What you will do - Search the records for "consumption" and copy each line that holds it.

******

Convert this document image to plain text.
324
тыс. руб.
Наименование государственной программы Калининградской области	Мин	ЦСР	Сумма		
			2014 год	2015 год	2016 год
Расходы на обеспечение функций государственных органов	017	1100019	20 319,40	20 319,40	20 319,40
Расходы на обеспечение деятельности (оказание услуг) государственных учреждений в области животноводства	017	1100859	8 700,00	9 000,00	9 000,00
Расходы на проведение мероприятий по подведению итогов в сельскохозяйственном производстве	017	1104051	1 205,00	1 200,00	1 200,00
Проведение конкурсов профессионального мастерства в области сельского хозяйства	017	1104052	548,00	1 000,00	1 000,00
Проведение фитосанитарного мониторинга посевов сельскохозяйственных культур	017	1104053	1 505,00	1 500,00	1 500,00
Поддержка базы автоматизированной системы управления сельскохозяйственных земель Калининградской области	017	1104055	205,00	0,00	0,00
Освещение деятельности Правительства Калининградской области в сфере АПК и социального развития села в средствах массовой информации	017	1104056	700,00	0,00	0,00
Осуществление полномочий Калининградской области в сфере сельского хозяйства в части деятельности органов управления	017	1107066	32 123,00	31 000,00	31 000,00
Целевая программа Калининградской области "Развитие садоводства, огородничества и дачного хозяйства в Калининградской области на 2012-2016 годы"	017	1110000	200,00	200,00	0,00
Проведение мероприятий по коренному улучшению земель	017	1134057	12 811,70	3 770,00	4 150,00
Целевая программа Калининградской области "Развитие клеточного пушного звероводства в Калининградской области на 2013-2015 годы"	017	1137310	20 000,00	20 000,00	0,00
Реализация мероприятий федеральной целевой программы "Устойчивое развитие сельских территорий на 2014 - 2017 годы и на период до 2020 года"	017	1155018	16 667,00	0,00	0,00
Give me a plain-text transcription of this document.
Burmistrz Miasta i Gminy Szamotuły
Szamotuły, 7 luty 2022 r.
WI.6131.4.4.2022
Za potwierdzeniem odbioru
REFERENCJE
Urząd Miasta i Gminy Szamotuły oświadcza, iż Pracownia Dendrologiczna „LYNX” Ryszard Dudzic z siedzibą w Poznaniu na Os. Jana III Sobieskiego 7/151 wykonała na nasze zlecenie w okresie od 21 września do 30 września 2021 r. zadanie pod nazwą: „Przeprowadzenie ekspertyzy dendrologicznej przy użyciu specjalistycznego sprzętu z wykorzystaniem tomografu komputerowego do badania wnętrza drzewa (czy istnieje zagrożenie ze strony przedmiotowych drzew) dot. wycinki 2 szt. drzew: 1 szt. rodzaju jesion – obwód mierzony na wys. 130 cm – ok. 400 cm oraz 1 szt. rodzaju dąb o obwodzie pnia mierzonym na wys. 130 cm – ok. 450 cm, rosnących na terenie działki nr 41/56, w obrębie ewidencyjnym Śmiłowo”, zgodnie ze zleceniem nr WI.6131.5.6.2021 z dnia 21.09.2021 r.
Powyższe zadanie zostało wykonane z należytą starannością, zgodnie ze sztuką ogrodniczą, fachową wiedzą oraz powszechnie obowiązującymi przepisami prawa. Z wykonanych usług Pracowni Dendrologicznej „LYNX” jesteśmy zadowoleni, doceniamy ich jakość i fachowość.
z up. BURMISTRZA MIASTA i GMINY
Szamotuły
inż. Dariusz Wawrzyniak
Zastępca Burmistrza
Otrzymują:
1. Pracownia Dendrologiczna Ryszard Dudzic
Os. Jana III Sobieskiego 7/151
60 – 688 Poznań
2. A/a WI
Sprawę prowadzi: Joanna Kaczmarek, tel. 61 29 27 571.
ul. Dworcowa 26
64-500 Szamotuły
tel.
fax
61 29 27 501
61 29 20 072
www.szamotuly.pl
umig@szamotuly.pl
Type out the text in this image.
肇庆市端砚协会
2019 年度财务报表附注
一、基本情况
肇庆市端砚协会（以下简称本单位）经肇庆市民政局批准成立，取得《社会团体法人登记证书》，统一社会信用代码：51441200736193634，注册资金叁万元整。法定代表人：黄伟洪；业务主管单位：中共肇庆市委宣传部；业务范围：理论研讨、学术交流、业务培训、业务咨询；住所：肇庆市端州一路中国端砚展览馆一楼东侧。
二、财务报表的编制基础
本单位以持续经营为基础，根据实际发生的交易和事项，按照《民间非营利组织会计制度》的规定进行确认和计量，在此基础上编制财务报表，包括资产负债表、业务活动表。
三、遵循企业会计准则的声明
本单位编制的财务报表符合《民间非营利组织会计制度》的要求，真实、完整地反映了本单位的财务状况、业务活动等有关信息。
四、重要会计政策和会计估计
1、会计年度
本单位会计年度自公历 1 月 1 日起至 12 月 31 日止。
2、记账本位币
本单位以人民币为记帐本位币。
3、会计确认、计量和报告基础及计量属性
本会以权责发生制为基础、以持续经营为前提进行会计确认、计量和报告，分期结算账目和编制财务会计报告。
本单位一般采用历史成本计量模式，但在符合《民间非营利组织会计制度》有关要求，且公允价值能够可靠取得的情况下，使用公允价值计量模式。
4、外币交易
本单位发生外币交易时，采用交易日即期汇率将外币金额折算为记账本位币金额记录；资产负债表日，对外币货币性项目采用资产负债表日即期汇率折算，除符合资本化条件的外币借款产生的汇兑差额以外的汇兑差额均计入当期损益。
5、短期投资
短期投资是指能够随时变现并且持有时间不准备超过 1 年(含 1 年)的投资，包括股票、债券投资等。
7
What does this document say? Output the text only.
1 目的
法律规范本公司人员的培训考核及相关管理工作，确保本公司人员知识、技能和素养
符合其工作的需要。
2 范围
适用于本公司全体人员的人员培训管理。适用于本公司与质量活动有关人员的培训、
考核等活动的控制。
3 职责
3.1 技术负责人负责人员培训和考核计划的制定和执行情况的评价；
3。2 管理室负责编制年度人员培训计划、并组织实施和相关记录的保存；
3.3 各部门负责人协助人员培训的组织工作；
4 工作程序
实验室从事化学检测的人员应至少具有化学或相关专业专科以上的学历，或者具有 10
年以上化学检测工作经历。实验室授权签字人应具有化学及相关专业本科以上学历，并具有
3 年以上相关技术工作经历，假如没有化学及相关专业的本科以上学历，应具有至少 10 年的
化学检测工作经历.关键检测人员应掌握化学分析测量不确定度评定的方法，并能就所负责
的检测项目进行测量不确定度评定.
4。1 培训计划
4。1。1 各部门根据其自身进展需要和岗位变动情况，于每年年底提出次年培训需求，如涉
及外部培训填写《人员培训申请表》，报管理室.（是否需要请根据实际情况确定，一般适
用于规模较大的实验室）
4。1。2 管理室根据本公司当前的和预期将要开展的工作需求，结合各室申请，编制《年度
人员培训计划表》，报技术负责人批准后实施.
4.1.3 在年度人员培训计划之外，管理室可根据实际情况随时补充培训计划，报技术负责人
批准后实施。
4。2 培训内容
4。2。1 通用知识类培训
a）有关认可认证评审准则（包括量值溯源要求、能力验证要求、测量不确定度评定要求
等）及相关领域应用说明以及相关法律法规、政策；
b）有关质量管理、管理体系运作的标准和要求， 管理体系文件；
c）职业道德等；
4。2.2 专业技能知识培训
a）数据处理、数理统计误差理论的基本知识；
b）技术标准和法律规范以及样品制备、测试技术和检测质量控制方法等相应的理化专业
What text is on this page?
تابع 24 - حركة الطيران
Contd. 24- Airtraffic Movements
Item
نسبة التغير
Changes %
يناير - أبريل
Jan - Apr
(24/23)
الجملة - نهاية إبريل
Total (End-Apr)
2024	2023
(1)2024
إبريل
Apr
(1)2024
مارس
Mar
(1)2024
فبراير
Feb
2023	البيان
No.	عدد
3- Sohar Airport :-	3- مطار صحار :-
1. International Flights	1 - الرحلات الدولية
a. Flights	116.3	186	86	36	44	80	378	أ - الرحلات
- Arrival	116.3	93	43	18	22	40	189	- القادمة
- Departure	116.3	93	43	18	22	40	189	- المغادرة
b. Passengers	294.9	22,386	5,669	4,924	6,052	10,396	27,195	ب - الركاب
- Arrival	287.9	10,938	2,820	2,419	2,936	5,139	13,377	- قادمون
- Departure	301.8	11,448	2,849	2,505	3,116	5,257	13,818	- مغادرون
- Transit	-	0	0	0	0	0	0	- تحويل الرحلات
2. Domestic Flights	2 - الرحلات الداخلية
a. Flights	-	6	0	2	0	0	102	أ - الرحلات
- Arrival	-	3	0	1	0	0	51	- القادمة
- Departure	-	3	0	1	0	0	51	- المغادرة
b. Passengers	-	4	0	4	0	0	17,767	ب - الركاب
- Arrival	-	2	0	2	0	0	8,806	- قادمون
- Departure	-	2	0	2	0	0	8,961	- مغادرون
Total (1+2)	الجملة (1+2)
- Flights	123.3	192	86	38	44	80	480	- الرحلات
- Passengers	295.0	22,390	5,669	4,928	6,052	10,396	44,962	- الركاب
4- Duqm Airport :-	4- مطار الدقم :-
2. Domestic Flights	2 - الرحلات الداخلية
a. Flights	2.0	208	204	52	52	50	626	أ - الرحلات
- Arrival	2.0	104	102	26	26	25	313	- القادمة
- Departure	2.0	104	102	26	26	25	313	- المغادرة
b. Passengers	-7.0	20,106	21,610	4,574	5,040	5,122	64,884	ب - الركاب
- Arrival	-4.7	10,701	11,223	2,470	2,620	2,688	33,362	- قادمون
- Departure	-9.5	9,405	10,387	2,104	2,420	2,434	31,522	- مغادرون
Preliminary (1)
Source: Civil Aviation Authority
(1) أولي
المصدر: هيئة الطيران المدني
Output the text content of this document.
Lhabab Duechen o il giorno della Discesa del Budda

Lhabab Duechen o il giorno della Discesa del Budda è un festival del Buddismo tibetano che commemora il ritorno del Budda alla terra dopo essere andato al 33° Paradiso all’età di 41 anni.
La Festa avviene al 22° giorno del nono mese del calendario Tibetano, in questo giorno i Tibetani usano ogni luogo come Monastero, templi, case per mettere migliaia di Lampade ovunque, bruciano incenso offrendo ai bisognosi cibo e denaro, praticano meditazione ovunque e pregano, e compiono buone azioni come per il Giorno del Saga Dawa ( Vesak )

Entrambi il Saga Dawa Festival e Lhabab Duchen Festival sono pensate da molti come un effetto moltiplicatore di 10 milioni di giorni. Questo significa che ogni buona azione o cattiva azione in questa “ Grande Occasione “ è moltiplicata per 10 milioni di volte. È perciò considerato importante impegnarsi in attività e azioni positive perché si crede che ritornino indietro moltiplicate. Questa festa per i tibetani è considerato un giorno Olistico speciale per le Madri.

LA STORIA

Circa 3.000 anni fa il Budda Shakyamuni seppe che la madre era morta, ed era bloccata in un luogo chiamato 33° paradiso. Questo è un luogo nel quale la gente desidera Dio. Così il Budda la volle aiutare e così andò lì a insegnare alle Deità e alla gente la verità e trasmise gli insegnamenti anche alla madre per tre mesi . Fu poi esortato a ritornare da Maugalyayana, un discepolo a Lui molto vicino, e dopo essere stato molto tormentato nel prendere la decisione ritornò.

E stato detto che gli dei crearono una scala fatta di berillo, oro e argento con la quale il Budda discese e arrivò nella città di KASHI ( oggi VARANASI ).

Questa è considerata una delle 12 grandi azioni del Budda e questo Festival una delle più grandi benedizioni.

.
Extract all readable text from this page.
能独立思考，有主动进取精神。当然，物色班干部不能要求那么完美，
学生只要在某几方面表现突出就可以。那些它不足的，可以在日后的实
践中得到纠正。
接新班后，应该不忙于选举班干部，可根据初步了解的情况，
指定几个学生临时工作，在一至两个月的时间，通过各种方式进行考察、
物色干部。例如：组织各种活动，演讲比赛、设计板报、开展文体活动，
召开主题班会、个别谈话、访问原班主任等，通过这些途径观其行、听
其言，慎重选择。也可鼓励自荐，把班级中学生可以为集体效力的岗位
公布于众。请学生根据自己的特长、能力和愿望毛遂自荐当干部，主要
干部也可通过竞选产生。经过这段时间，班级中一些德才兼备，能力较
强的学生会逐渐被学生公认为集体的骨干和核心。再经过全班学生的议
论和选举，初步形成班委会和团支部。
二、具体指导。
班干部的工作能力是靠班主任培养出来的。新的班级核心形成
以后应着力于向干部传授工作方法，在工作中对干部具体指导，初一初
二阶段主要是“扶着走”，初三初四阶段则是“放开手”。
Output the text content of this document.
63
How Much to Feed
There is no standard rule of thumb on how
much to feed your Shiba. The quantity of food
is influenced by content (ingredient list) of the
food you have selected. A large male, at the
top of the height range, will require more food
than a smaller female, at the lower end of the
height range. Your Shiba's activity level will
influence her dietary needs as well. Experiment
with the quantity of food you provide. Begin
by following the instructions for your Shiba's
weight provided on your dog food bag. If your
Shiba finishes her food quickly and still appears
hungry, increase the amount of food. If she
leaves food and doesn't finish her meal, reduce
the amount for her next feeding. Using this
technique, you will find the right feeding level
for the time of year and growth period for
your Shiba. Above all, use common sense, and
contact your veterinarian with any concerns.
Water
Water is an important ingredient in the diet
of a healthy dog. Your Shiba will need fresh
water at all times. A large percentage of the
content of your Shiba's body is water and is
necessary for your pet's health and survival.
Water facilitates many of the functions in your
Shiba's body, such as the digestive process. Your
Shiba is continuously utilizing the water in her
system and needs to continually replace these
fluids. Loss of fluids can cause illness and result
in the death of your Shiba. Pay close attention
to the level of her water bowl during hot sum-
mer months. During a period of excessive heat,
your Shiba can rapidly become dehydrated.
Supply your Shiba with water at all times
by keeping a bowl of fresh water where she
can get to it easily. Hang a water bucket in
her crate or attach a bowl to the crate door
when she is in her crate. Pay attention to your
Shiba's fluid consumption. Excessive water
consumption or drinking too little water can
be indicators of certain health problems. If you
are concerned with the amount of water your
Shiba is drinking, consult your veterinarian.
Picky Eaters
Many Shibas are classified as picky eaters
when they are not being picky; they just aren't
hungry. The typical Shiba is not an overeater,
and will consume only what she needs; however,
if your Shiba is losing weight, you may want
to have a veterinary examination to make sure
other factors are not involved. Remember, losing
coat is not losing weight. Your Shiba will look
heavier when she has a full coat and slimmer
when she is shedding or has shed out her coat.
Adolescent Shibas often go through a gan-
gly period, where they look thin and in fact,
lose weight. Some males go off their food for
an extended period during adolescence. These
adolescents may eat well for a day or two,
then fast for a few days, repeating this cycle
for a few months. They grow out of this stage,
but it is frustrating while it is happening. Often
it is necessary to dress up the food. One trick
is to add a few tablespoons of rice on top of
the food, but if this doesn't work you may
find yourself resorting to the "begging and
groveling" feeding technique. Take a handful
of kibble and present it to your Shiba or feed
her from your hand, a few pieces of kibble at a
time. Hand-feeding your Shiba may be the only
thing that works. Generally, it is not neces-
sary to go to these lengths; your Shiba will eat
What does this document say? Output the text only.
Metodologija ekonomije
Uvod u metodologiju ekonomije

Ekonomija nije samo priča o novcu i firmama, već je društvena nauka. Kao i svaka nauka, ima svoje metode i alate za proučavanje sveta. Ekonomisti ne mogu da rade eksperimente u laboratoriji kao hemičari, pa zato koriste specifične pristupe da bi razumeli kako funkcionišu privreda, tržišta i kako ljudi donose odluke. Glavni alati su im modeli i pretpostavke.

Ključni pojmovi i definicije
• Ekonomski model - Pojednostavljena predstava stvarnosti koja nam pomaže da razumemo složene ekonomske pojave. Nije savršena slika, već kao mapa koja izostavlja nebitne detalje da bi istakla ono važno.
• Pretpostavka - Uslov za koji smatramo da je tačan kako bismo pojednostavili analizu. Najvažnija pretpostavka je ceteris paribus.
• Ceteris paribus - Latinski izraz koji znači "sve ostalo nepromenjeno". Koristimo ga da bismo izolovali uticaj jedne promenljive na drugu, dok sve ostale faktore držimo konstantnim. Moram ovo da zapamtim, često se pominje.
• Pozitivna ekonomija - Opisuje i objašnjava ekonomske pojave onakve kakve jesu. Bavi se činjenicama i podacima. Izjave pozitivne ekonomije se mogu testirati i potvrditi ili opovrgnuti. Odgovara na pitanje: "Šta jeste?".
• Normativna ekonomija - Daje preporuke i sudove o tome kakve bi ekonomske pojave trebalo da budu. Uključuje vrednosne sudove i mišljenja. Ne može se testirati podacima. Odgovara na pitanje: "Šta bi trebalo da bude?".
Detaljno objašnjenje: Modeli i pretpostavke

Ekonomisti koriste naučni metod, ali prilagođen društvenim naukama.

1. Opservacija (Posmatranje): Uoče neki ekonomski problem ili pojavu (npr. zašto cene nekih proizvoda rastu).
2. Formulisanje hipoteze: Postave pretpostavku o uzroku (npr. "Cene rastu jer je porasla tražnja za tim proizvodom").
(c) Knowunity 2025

******

Correct answer -
Shiba's fluid consumption. Excessive water
consumption or drinking too little water can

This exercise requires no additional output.